What you should do: Search the records below for the word "hours". Pull out each line that has it.

The input:
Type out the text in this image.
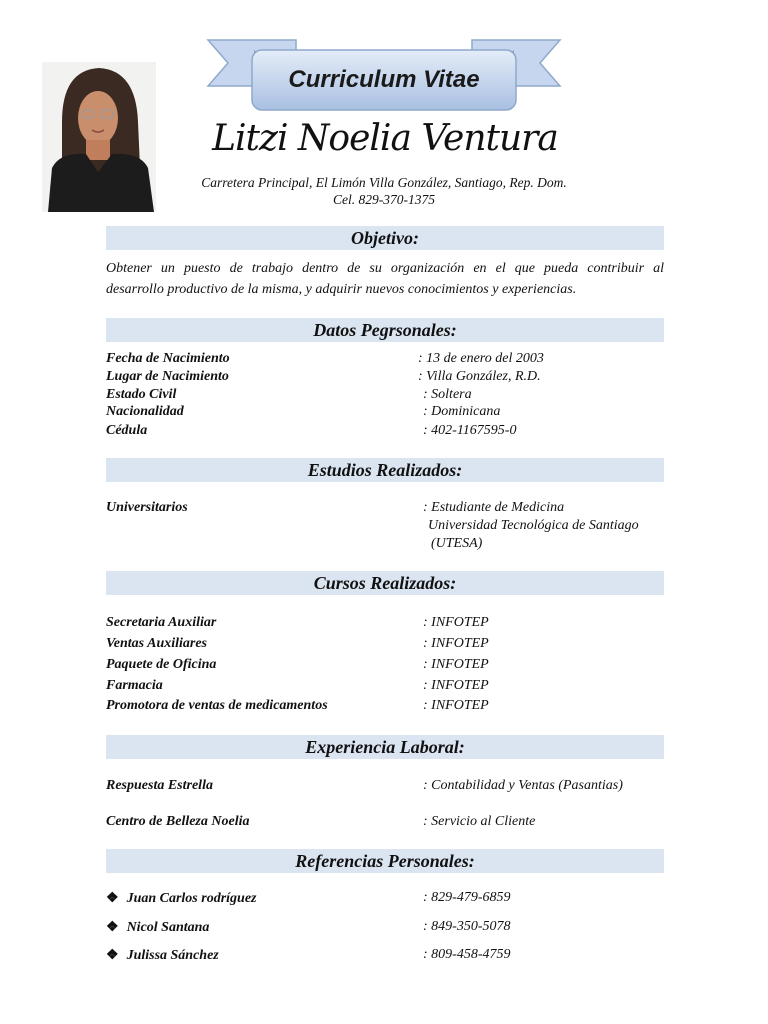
Curriculum Vitae
Litzi Noelia Ventura
Carretera Principal, El Limón Villa González, Santiago, Rep. Dom.
Cel. 829-370-1375
Objetivo:
Obtener un puesto de trabajo dentro de su organización en el que pueda contribuir al
desarrollo productivo de la misma, y adquirir nuevos conocimientos y experiencias.
Datos Pegrsonales:
Fecha de Nacimiento	: 13 de enero del 2003
Lugar de Nacimiento	: Villa González, R.D.
Estado Civil	: Soltera
Nacionalidad	: Dominicana
Cédula	: 402-1167595-0
Estudios Realizados:
Universitarios	: Estudiante de Medicina
Universidad Tecnológica de Santiago
(UTESA)
Cursos Realizados:
Secretaria Auxiliar	: INFOTEP
Ventas Auxiliares	: INFOTEP
Paquete de Oficina	: INFOTEP
Farmacia	: INFOTEP
Promotora de ventas de medicamentos	: INFOTEP
Experiencia Laboral:
Respuesta Estrella	: Contabilidad y Ventas (Pasantias)
Centro de Belleza Noelia	: Servicio al Cliente
Referencias Personales:
❖ Juan Carlos rodríguez	: 829-479-6859
❖ Nicol Santana	: 849-350-5078
❖ Julissa Sánchez	: 809-458-4759
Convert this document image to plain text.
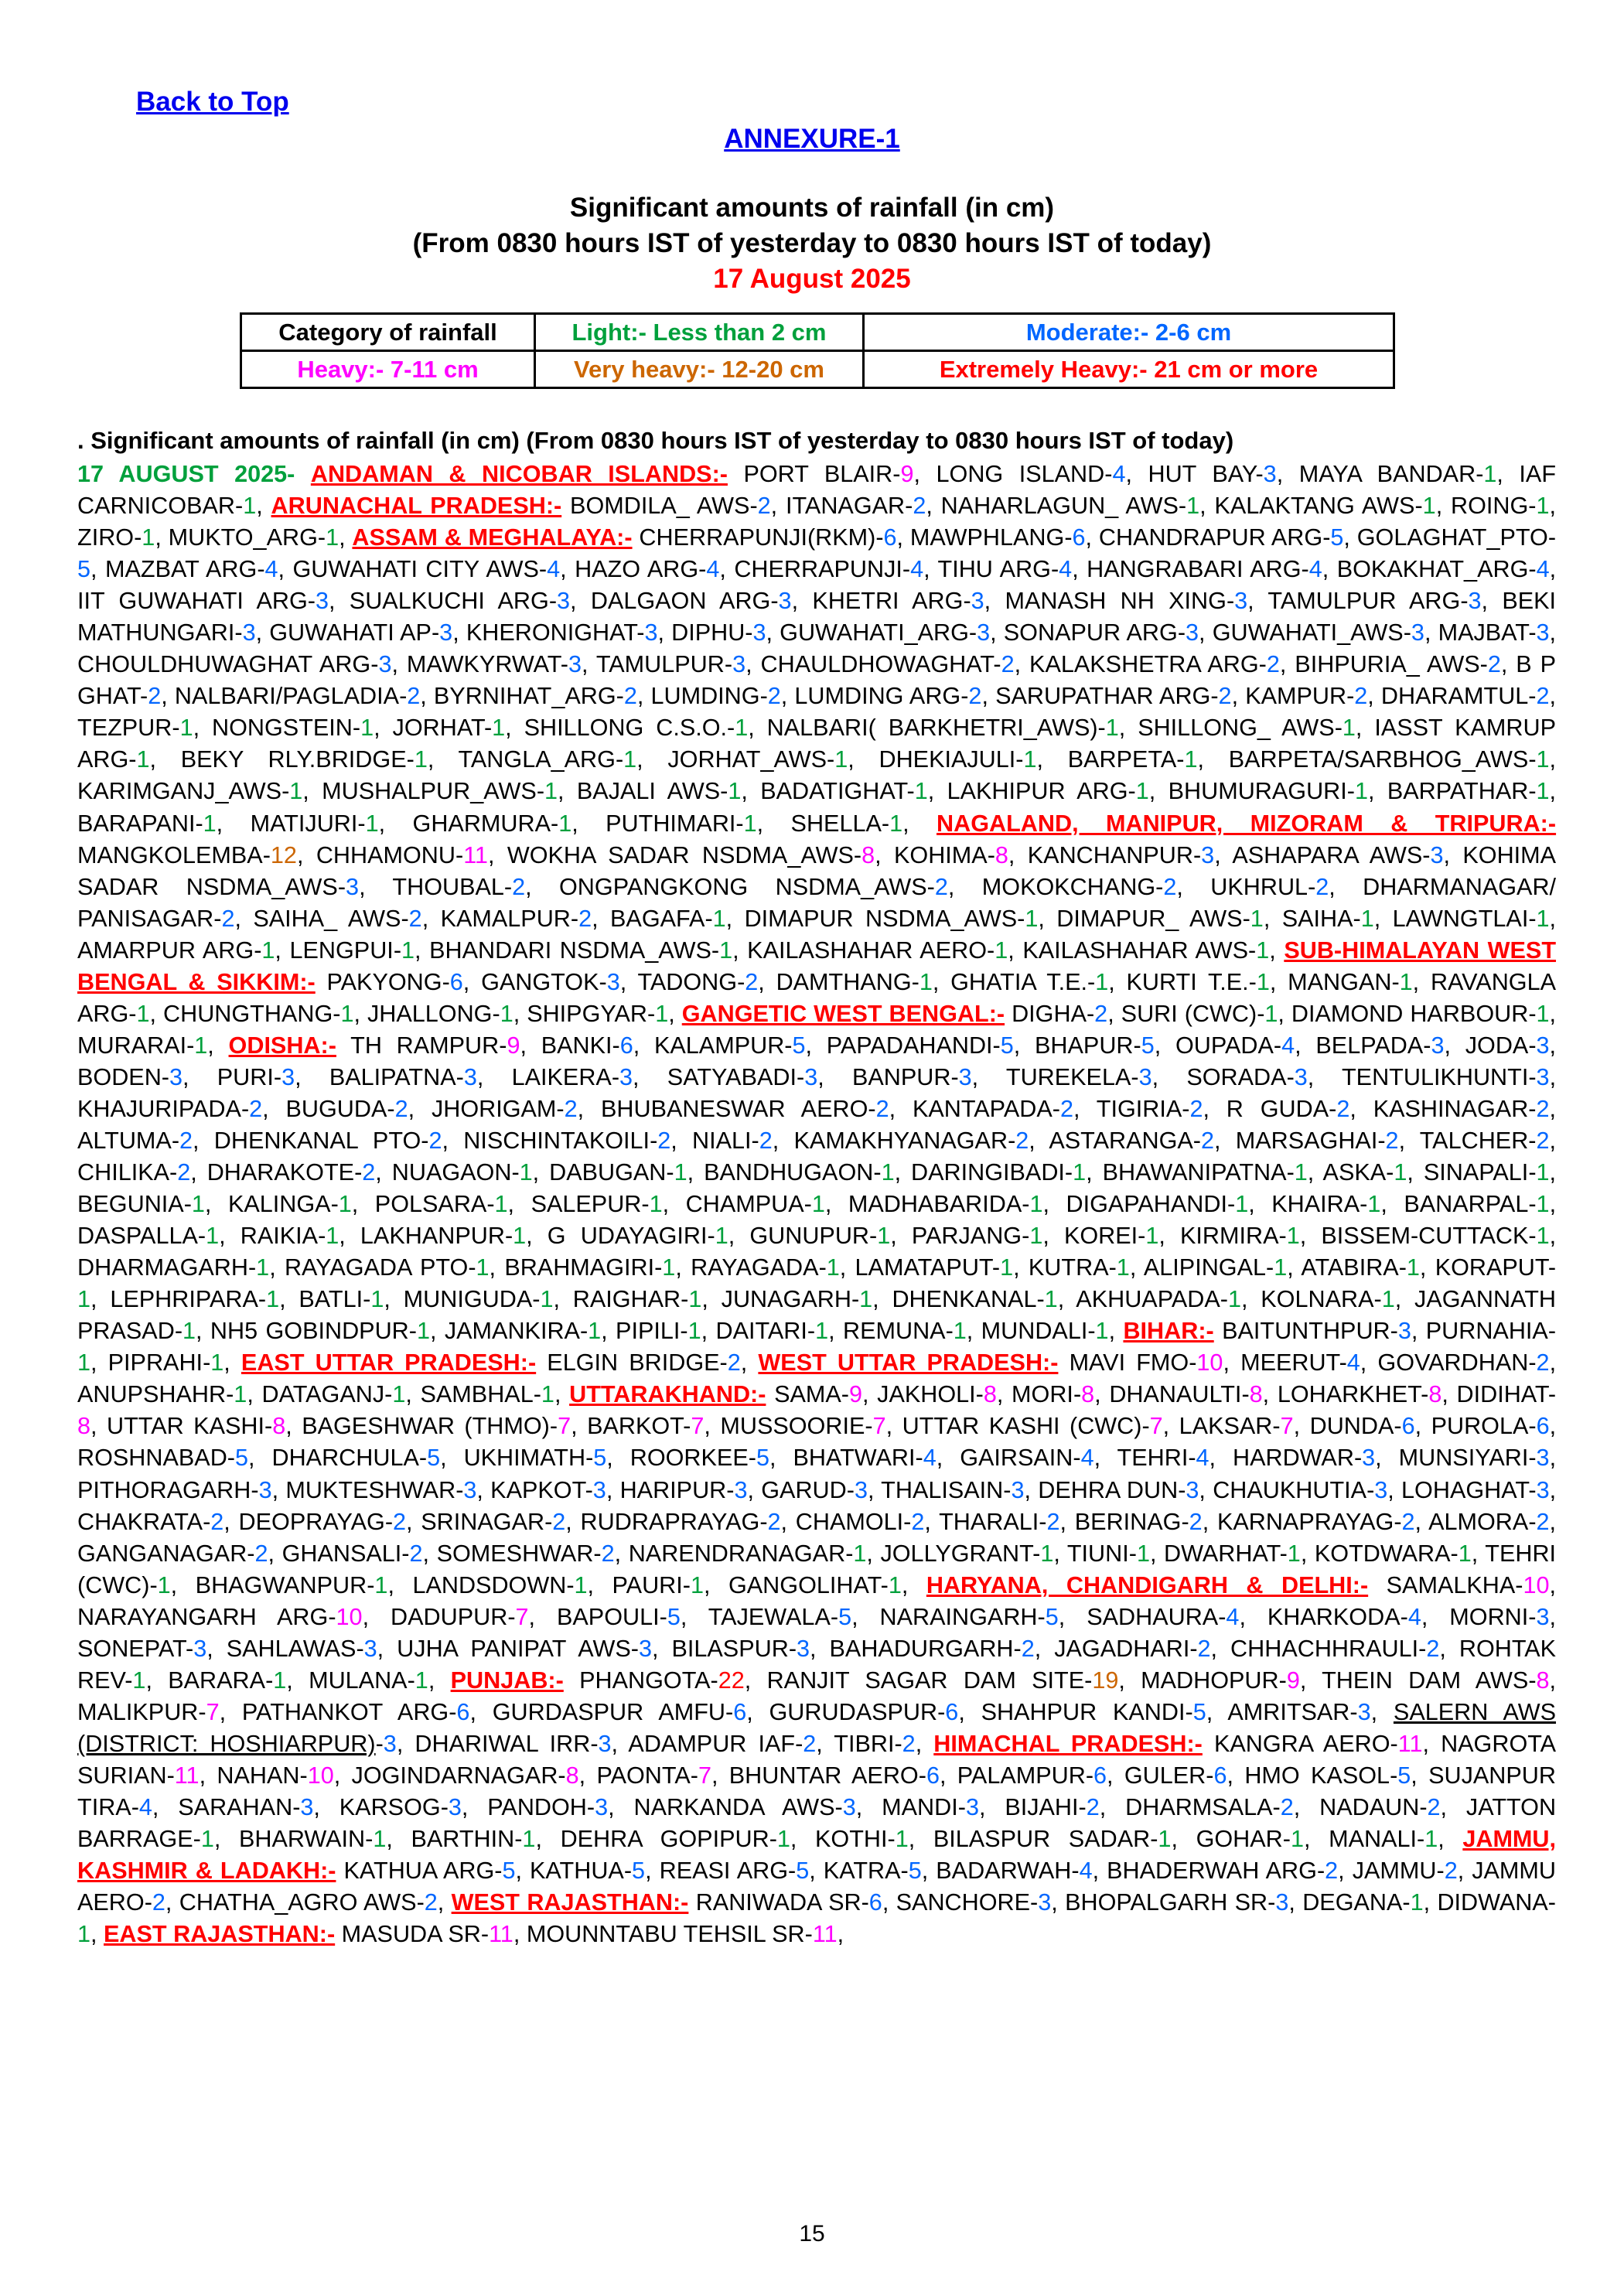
Back to Top
ANNEXURE-1
Significant amounts of rainfall (in cm)
(From 0830 hours IST of yesterday to 0830 hours IST of today)
17 August 2025
Category of rainfall	Light:- Less than 2 cm	Moderate:- 2-6 cm
Heavy:- 7-11 cm	Very heavy:- 12-20 cm	Extremely Heavy:- 21 cm or more
. Significant amounts of rainfall (in cm) (From 0830 hours IST of yesterday to 0830 hours IST of today)
17 AUGUST 2025- ANDAMAN & NICOBAR ISLANDS:- PORT BLAIR-9, LONG ISLAND-4, HUT BAY-3, MAYA BANDAR-1, IAF CARNICOBAR-1, ARUNACHAL PRADESH:- BOMDILA_ AWS-2, ITANAGAR-2, NAHARLAGUN_ AWS-1, KALAKTANG AWS-1, ROING-1, ZIRO-1, MUKTO_ARG-1, ASSAM & MEGHALAYA:- CHERRAPUNJI(RKM)-6, MAWPHLANG-6, CHANDRAPUR ARG-5, GOLAGHAT_PTO-5, MAZBAT ARG-4, GUWAHATI CITY AWS-4, HAZO ARG-4, CHERRAPUNJI-4, TIHU ARG-4, HANGRABARI ARG-4, BOKAKHAT_ARG-4, IIT GUWAHATI ARG-3, SUALKUCHI ARG-3, DALGAON ARG-3, KHETRI ARG-3, MANASH NH XING-3, TAMULPUR ARG-3, BEKI MATHUNGARI-3, GUWAHATI AP-3, KHERONIGHAT-3, DIPHU-3, GUWAHATI_ARG-3, SONAPUR ARG-3, GUWAHATI_AWS-3, MAJBAT-3, CHOULDHUWAGHAT ARG-3, MAWKYRWAT-3, TAMULPUR-3, CHAULDHOWAGHAT-2, KALAKSHETRA ARG-2, BIHPURIA_ AWS-2, B P GHAT-2, NALBARI/PAGLADIA-2, BYRNIHAT_ARG-2, LUMDING-2, LUMDING ARG-2, SARUPATHAR ARG-2, KAMPUR-2, DHARAMTUL-2, TEZPUR-1, NONGSTEIN-1, JORHAT-1, SHILLONG C.S.O.-1, NALBARI( BARKHETRI_AWS)-1, SHILLONG_ AWS-1, IASST KAMRUP ARG-1, BEKY RLY.BRIDGE-1, TANGLA_ARG-1, JORHAT_AWS-1, DHEKIAJULI-1, BARPETA-1, BARPETA/SARBHOG_AWS-1, KARIMGANJ_AWS-1, MUSHALPUR_AWS-1, BAJALI AWS-1, BADATIGHAT-1, LAKHIPUR ARG-1, BHUMURAGURI-1, BARPATHAR-1, BARAPANI-1, MATIJURI-1, GHARMURA-1, PUTHIMARI-1, SHELLA-1, NAGALAND, MANIPUR, MIZORAM & TRIPURA:- MANGKOLEMBA-12, CHHAMONU-11, WOKHA SADAR NSDMA_AWS-8, KOHIMA-8, KANCHANPUR-3, ASHAPARA AWS-3, KOHIMA SADAR NSDMA_AWS-3, THOUBAL-2, ONGPANGKONG NSDMA_AWS-2, MOKOKCHANG-2, UKHRUL-2, DHARMANAGAR/ PANISAGAR-2, SAIHA_ AWS-2, KAMALPUR-2, BAGAFA-1, DIMAPUR NSDMA_AWS-1, DIMAPUR_ AWS-1, SAIHA-1, LAWNGTLAI-1, AMARPUR ARG-1, LENGPUI-1, BHANDARI NSDMA_AWS-1, KAILASHAHAR AERO-1, KAILASHAHAR AWS-1, SUB-HIMALAYAN WEST BENGAL & SIKKIM:- PAKYONG-6, GANGTOK-3, TADONG-2, DAMTHANG-1, GHATIA T.E.-1, KURTI T.E.-1, MANGAN-1, RAVANGLA ARG-1, CHUNGTHANG-1, JHALLONG-1, SHIPGYAR-1, GANGETIC WEST BENGAL:- DIGHA-2, SURI (CWC)-1, DIAMOND HARBOUR-1, MURARAI-1, ODISHA:- TH RAMPUR-9, BANKI-6, KALAMPUR-5, PAPADAHANDI-5, BHAPUR-5, OUPADA-4, BELPADA-3, JODA-3, BODEN-3, PURI-3, BALIPATNA-3, LAIKERA-3, SATYABADI-3, BANPUR-3, TUREKELA-3, SORADA-3, TENTULIKHUNTI-3, KHAJURIPADA-2, BUGUDA-2, JHORIGAM-2, BHUBANESWAR AERO-2, KANTAPADA-2, TIGIRIA-2, R GUDA-2, KASHINAGAR-2, ALTUMA-2, DHENKANAL PTO-2, NISCHINTAKOILI-2, NIALI-2, KAMAKHYANAGAR-2, ASTARANGA-2, MARSAGHAI-2, TALCHER-2, CHILIKA-2, DHARAKOTE-2, NUAGAON-1, DABUGAN-1, BANDHUGAON-1, DARINGIBADI-1, BHAWANIPATNA-1, ASKA-1, SINAPALI-1, BEGUNIA-1, KALINGA-1, POLSARA-1, SALEPUR-1, CHAMPUA-1, MADHABARIDA-1, DIGAPAHANDI-1, KHAIRA-1, BANARPAL-1, DASPALLA-1, RAIKIA-1, LAKHANPUR-1, G UDAYAGIRI-1, GUNUPUR-1, PARJANG-1, KOREI-1, KIRMIRA-1, BISSEM-CUTTACK-1, DHARMAGARH-1, RAYAGADA PTO-1, BRAHMAGIRI-1, RAYAGADA-1, LAMATAPUT-1, KUTRA-1, ALIPINGAL-1, ATABIRA-1, KORAPUT-1, LEPHRIPARA-1, BATLI-1, MUNIGUDA-1, RAIGHAR-1, JUNAGARH-1, DHENKANAL-1, AKHUAPADA-1, KOLNARA-1, JAGANNATH PRASAD-1, NH5 GOBINDPUR-1, JAMANKIRA-1, PIPILI-1, DAITARI-1, REMUNA-1, MUNDALI-1, BIHAR:- BAITUNTHPUR-3, PURNAHIA-1, PIPRAHI-1, EAST UTTAR PRADESH:- ELGIN BRIDGE-2, WEST UTTAR PRADESH:- MAVI FMO-10, MEERUT-4, GOVARDHAN-2, ANUPSHAHR-1, DATAGANJ-1, SAMBHAL-1, UTTARAKHAND:- SAMA-9, JAKHOLI-8, MORI-8, DHANAULTI-8, LOHARKHET-8, DIDIHAT-8, UTTAR KASHI-8, BAGESHWAR (THMO)-7, BARKOT-7, MUSSOORIE-7, UTTAR KASHI (CWC)-7, LAKSAR-7, DUNDA-6, PUROLA-6, ROSHNABAD-5, DHARCHULA-5, UKHIMATH-5, ROORKEE-5, BHATWARI-4, GAIRSAIN-4, TEHRI-4, HARDWAR-3, MUNSIYARI-3, PITHORAGARH-3, MUKTESHWAR-3, KAPKOT-3, HARIPUR-3, GARUD-3, THALISAIN-3, DEHRA DUN-3, CHAUKHUTIA-3, LOHAGHAT-3, CHAKRATA-2, DEOPRAYAG-2, SRINAGAR-2, RUDRAPRAYAG-2, CHAMOLI-2, THARALI-2, BERINAG-2, KARNAPRAYAG-2, ALMORA-2, GANGANAGAR-2, GHANSALI-2, SOMESHWAR-2, NARENDRANAGAR-1, JOLLYGRANT-1, TIUNI-1, DWARHAT-1, KOTDWARA-1, TEHRI (CWC)-1, BHAGWANPUR-1, LANDSDOWN-1, PAURI-1, GANGOLIHAT-1, HARYANA, CHANDIGARH & DELHI:- SAMALKHA-10, NARAYANGARH ARG-10, DADUPUR-7, BAPOULI-5, TAJEWALA-5, NARAINGARH-5, SADHAURA-4, KHARKODA-4, MORNI-3, SONEPAT-3, SAHLAWAS-3, UJHA PANIPAT AWS-3, BILASPUR-3, BAHADURGARH-2, JAGADHARI-2, CHHACHHRAULI-2, ROHTAK REV-1, BARARA-1, MULANA-1, PUNJAB:- PHANGOTA-22, RANJIT SAGAR DAM SITE-19, MADHOPUR-9, THEIN DAM AWS-8, MALIKPUR-7, PATHANKOT ARG-6, GURDASPUR AMFU-6, GURUDASPUR-6, SHAHPUR KANDI-5, AMRITSAR-3, SALERN AWS (DISTRICT: HOSHIARPUR)-3, DHARIWAL IRR-3, ADAMPUR IAF-2, TIBRI-2, HIMACHAL PRADESH:- KANGRA AERO-11, NAGROTA SURIAN-11, NAHAN-10, JOGINDARNAGAR-8, PAONTA-7, BHUNTAR AERO-6, PALAMPUR-6, GULER-6, HMO KASOL-5, SUJANPUR TIRA-4, SARAHAN-3, KARSOG-3, PANDOH-3, NARKANDA AWS-3, MANDI-3, BIJAHI-2, DHARMSALA-2, NADAUN-2, JATTON BARRAGE-1, BHARWAIN-1, BARTHIN-1, DEHRA GOPIPUR-1, KOTHI-1, BILASPUR SADAR-1, GOHAR-1, MANALI-1, JAMMU, KASHMIR & LADAKH:- KATHUA ARG-5, KATHUA-5, REASI ARG-5, KATRA-5, BADARWAH-4, BHADERWAH ARG-2, JAMMU-2, JAMMU AERO-2, CHATHA_AGRO AWS-2, WEST RAJASTHAN:- RANIWADA SR-6, SANCHORE-3, BHOPALGARH SR-3, DEGANA-1, DIDWANA-1, EAST RAJASTHAN:- MASUDA SR-11, MOUNNTABU TEHSIL SR-11,
15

Reply:
(From 0830 hours IST of yesterday to 0830 hours IST of today)
. Significant amounts of rainfall (in cm) (From 0830 hours IST of yesterday to 0830 hours IST of today)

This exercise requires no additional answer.